== Records for the exercise

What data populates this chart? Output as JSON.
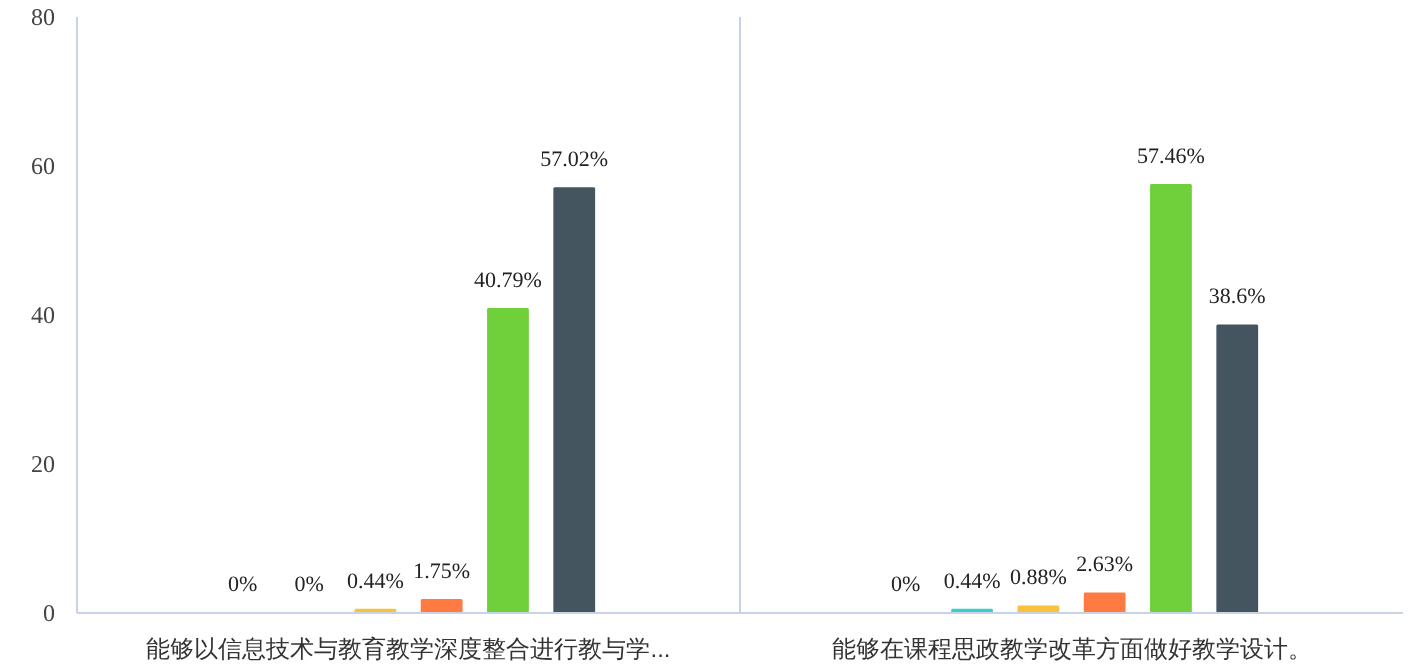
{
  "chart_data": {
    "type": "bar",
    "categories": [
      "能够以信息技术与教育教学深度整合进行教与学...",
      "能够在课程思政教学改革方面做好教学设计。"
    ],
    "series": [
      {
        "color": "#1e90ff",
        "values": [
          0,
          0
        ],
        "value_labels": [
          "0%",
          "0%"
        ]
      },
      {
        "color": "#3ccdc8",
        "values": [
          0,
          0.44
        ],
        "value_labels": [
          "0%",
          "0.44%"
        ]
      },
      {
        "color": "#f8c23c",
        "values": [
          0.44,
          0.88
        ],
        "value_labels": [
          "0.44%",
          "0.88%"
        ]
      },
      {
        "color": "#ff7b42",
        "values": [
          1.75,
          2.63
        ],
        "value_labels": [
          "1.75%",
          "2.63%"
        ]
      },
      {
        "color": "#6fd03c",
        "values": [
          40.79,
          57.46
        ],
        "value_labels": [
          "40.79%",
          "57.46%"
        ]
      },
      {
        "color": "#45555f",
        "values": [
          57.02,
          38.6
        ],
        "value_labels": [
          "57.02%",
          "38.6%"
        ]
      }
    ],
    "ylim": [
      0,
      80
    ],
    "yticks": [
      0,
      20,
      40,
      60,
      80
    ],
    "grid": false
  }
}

====
== Records for the exercise

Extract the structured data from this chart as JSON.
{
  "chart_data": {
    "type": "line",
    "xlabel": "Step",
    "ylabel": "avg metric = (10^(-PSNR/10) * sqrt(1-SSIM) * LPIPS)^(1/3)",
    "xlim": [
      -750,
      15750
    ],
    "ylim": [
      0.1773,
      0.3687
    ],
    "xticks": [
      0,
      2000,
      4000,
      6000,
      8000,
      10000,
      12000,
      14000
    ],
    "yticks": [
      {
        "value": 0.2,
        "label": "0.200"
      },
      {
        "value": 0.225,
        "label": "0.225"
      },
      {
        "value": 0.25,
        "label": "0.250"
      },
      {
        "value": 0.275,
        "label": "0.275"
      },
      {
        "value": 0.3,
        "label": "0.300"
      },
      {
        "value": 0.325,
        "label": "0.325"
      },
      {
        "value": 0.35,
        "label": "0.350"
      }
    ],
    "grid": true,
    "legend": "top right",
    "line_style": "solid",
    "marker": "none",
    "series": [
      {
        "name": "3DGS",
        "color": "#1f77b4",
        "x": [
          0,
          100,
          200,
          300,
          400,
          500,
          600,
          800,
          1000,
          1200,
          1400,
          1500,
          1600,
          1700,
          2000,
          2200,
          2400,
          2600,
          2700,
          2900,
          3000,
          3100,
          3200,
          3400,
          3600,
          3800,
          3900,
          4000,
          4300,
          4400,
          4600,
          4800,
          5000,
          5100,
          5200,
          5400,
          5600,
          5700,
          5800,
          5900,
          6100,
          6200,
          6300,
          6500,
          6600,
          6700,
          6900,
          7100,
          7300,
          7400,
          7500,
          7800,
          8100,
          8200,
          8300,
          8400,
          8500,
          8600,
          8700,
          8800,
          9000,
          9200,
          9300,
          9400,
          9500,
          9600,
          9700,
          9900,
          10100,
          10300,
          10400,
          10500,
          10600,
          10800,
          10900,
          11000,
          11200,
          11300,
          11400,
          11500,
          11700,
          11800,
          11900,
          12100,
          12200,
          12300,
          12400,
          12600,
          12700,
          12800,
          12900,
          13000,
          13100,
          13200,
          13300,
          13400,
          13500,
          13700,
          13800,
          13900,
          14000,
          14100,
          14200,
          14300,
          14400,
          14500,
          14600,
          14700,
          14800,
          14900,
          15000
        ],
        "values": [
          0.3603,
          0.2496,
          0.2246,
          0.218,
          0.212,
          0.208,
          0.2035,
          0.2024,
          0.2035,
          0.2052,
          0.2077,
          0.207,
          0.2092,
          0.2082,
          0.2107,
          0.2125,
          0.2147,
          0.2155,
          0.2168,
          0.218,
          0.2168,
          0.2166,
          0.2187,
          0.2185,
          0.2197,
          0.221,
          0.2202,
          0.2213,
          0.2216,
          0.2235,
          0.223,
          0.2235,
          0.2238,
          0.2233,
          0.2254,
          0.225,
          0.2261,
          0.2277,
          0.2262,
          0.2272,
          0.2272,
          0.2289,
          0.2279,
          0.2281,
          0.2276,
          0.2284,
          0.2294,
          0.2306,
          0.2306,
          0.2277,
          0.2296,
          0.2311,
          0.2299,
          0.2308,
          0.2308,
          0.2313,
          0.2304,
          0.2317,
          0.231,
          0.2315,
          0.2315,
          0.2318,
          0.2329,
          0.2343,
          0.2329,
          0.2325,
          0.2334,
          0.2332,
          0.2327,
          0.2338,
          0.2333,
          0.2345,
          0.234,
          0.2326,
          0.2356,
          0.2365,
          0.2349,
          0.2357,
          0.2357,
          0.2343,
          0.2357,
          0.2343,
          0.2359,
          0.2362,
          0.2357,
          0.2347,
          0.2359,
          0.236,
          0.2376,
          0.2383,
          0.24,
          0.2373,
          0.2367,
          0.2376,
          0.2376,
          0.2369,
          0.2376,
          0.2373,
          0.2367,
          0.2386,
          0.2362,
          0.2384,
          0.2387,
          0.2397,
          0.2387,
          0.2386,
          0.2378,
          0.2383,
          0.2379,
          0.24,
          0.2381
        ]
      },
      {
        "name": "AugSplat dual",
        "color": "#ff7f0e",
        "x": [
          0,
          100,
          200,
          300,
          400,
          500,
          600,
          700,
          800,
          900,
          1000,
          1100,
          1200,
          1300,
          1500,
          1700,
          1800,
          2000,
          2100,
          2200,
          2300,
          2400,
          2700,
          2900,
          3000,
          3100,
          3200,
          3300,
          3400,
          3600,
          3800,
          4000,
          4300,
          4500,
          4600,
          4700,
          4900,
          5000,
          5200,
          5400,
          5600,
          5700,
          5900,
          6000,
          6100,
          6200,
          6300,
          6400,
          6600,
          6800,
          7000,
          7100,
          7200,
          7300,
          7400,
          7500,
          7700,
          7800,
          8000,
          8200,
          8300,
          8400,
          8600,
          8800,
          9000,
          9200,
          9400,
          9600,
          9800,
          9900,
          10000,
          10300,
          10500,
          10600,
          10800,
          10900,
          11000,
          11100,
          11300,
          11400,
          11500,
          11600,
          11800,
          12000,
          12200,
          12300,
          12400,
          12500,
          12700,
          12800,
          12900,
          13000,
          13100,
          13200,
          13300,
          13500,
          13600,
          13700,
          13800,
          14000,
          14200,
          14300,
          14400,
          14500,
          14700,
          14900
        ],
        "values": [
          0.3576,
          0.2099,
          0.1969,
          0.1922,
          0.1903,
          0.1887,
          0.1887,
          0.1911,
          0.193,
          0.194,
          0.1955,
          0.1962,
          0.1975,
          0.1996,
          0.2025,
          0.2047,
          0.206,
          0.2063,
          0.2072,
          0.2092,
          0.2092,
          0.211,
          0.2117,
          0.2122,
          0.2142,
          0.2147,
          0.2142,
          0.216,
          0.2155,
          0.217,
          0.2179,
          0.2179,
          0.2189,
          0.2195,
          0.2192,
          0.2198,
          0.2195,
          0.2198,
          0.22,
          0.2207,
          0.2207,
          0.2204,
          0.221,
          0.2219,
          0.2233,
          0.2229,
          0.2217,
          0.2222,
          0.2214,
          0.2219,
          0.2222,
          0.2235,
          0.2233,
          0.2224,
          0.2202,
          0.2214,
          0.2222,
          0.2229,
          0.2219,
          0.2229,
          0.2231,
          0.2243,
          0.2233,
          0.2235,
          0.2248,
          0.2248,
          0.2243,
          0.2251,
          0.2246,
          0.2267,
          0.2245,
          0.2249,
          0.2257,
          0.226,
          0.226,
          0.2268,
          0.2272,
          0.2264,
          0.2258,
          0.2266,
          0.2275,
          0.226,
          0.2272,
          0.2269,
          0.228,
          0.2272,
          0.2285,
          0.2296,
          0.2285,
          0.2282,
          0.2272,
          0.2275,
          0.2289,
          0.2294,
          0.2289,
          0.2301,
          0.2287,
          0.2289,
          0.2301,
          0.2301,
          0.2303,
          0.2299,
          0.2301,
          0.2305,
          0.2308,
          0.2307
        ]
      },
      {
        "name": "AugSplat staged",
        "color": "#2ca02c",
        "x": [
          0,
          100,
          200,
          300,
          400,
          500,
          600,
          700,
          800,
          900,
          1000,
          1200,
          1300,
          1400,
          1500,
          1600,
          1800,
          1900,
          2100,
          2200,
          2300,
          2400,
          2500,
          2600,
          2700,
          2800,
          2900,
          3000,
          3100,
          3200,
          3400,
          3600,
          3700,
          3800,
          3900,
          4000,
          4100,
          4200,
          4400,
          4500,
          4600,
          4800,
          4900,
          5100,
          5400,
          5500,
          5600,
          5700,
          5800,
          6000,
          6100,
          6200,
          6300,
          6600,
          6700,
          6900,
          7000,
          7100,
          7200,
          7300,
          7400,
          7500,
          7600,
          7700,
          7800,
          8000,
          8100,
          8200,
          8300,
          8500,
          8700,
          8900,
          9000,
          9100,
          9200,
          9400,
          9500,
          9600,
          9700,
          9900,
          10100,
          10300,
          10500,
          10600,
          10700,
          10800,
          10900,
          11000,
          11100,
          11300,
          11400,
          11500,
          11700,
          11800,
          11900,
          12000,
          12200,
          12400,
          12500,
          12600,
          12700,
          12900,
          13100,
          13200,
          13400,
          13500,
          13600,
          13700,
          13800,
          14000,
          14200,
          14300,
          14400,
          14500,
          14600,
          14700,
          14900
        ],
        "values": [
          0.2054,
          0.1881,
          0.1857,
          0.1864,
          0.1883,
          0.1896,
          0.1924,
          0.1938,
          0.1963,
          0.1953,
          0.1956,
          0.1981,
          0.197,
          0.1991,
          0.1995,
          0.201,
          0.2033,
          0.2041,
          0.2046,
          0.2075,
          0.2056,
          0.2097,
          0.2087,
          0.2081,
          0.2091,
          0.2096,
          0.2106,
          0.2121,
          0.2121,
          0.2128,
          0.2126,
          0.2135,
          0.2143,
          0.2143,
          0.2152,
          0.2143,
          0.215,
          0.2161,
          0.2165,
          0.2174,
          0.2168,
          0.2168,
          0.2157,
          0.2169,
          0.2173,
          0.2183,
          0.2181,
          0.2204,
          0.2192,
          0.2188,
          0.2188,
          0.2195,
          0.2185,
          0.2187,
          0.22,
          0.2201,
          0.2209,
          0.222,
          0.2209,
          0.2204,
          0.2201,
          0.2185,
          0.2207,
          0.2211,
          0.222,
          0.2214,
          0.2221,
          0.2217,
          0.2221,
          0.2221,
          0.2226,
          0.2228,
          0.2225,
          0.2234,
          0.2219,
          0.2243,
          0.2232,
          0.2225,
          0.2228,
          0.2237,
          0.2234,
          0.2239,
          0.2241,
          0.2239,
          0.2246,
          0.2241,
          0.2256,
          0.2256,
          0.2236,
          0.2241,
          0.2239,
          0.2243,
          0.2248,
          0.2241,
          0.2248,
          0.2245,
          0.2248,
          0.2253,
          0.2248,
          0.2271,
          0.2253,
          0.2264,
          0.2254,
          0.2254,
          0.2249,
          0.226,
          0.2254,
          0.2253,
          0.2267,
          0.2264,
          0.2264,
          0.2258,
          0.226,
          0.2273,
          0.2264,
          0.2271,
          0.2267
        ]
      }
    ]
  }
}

====

## Requirement
Pull every line containing "color" from the material above.

## Output
        "color": "#1e90ff",
        "color": "#3ccdc8",
        "color": "#f8c23c",
        "color": "#ff7b42",
        "color": "#6fd03c",
        "color": "#45555f",
        "color": "#1f77b4",
        "color": "#ff7f0e",
        "color": "#2ca02c",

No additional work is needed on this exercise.